Exercise directions: Could you write out every entry exactly as it stands?

(Stored items)
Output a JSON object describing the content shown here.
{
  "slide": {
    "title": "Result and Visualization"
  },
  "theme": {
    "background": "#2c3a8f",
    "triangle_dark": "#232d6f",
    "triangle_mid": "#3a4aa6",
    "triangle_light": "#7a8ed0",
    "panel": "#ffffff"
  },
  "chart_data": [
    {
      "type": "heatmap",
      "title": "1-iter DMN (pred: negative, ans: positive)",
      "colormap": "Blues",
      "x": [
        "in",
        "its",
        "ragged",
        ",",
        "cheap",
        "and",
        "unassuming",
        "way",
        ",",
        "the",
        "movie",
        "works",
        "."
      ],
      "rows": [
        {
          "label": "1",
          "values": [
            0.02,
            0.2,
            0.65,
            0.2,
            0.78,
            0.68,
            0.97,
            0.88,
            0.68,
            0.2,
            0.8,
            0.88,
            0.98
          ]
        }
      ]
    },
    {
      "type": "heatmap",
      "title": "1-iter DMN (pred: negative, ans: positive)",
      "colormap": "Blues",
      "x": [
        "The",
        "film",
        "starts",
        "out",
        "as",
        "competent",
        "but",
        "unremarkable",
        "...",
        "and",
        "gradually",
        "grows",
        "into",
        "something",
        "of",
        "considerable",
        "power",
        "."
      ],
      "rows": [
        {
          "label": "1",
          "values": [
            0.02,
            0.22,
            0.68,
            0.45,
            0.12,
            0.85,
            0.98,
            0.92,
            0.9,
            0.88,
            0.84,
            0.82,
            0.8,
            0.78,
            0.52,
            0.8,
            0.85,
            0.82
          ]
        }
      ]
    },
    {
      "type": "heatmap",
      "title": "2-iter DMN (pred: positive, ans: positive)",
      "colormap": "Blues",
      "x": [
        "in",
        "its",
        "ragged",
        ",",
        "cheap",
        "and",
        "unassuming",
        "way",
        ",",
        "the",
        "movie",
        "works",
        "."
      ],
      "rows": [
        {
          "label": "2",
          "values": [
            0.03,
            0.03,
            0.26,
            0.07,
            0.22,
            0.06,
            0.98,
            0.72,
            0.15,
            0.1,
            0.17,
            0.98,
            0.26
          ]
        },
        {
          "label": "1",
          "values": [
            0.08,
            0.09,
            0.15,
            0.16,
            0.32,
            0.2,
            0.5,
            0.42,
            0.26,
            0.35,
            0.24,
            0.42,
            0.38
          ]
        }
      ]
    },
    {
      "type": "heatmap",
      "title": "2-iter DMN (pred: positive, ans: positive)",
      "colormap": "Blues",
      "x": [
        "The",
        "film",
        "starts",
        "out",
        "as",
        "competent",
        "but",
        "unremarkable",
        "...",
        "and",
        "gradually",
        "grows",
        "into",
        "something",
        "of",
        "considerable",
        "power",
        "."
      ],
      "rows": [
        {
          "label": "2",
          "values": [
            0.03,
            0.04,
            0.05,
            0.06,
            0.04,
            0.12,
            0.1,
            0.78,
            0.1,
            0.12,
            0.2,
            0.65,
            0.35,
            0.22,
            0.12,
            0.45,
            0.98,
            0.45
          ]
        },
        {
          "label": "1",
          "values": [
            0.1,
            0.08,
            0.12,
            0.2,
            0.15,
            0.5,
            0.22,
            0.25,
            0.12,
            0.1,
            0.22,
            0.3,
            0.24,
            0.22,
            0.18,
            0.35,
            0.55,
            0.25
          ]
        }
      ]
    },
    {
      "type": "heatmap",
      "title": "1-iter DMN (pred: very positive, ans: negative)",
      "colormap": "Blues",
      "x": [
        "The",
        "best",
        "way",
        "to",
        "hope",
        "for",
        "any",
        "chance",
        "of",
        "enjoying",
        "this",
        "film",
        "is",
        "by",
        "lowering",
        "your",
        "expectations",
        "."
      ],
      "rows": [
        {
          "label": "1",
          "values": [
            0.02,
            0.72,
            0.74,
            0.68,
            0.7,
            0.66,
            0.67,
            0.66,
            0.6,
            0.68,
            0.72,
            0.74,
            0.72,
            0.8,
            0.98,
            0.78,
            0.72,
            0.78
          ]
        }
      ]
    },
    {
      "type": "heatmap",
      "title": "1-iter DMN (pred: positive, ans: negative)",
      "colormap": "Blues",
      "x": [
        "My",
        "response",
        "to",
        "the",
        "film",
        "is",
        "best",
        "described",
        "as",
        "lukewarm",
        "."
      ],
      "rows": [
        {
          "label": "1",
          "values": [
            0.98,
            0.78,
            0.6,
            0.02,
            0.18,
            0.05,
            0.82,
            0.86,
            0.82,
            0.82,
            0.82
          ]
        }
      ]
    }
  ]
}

Solved exercise:
Output a JSON object describing the content shown here.
{
  "slide": {
    "title": "Result and Visualization"
  },
  "theme": {
    "background": "#2c3a8f",
    "triangle_dark": "#232d6f",
    "triangle_mid": "#3a4aa6",
    "triangle_light": "#7a8ed0",
    "panel": "#ffffff"
  },
  "chart_data": [
    {
      "type": "heatmap",
      "title": "1-iter DMN (pred: negative, ans: positive)",
      "colormap": "Blues",
      "x": [
        "in",
        "its",
        "ragged",
        ",",
        "cheap",
        "and",
        "unassuming",
        "way",
        ",",
        "the",
        "movie",
        "works",
        "."
      ],
      "rows": [
        {
          "label": "1",
          "values": [
            0.02,
            0.2,
            0.65,
            0.2,
            0.78,
            0.68,
            0.97,
            0.88,
            0.68,
            0.2,
            0.8,
            0.88,
            0.98
          ]
        }
      ]
    },
    {
      "type": "heatmap",
      "title": "1-iter DMN (pred: negative, ans: positive)",
      "colormap": "Blues",
      "x": [
        "The",
        "film",
        "starts",
        "out",
        "as",
        "competent",
        "but",
        "unremarkable",
        "...",
        "and",
        "gradually",
        "grows",
        "into",
        "something",
        "of",
        "considerable",
        "power",
        "."
      ],
      "rows": [
        {
          "label": "1",
          "values": [
            0.02,
            0.22,
            0.68,
            0.45,
            0.12,
            0.85,
            0.98,
            0.92,
            0.9,
            0.88,
            0.84,
            0.82,
            0.8,
            0.78,
            0.52,
            0.8,
            0.85,
            0.82
          ]
        }
      ]
    },
    {
      "type": "heatmap",
      "title": "2-iter DMN (pred: positive, ans: positive)",
      "colormap": "Blues",
      "x": [
        "in",
        "its",
        "ragged",
        ",",
        "cheap",
        "and",
        "unassuming",
        "way",
        ",",
        "the",
        "movie",
        "works",
        "."
      ],
      "rows": [
        {
          "label": "2",
          "values": [
            0.03,
            0.03,
            0.26,
            0.07,
            0.22,
            0.06,
            0.98,
            0.72,
            0.15,
            0.1,
            0.17,
            0.98,
            0.26
          ]
        },
        {
          "label": "1",
          "values": [
            0.08,
            0.09,
            0.15,
            0.16,
            0.32,
            0.2,
            0.5,
            0.42,
            0.26,
            0.35,
            0.24,
            0.42,
            0.38
          ]
        }
      ]
    },
    {
      "type": "heatmap",
      "title": "2-iter DMN (pred: positive, ans: positive)",
      "colormap": "Blues",
      "x": [
        "The",
        "film",
        "starts",
        "out",
        "as",
        "competent",
        "but",
        "unremarkable",
        "...",
        "and",
        "gradually",
        "grows",
        "into",
        "something",
        "of",
        "considerable",
        "power",
        "."
      ],
      "rows": [
        {
          "label": "2",
          "values": [
            0.03,
            0.04,
            0.05,
            0.06,
            0.04,
            0.12,
            0.1,
            0.78,
            0.1,
            0.12,
            0.2,
            0.65,
            0.35,
            0.22,
            0.12,
            0.45,
            0.98,
            0.45
          ]
        },
        {
          "label": "1",
          "values": [
            0.1,
            0.08,
            0.12,
            0.2,
            0.15,
            0.5,
            0.22,
            0.25,
            0.12,
            0.1,
            0.22,
            0.3,
            0.24,
            0.22,
            0.18,
            0.35,
            0.55,
            0.25
          ]
        }
      ]
    },
    {
      "type": "heatmap",
      "title": "1-iter DMN (pred: very positive, ans: negative)",
      "colormap": "Blues",
      "x": [
        "The",
        "best",
        "way",
        "to",
        "hope",
        "for",
        "any",
        "chance",
        "of",
        "enjoying",
        "this",
        "film",
        "is",
        "by",
        "lowering",
        "your",
        "expectations",
        "."
      ],
      "rows": [
        {
          "label": "1",
          "values": [
            0.02,
            0.72,
            0.74,
            0.68,
            0.7,
            0.66,
            0.67,
            0.66,
            0.6,
            0.68,
            0.72,
            0.74,
            0.72,
            0.8,
            0.98,
            0.78,
            0.72,
            0.78
          ]
        }
      ]
    },
    {
      "type": "heatmap",
      "title": "1-iter DMN (pred: positive, ans: negative)",
      "colormap": "Blues",
      "x": [
        "My",
        "response",
        "to",
        "the",
        "film",
        "is",
        "best",
        "described",
        "as",
        "lukewarm",
        "."
      ],
      "rows": [
        {
          "label": "1",
          "values": [
            0.98,
            0.78,
            0.6,
            0.02,
            0.18,
            0.05,
            0.82,
            0.86,
            0.82,
            0.82,
            0.82
          ]
        }
      ]
    }
  ]
}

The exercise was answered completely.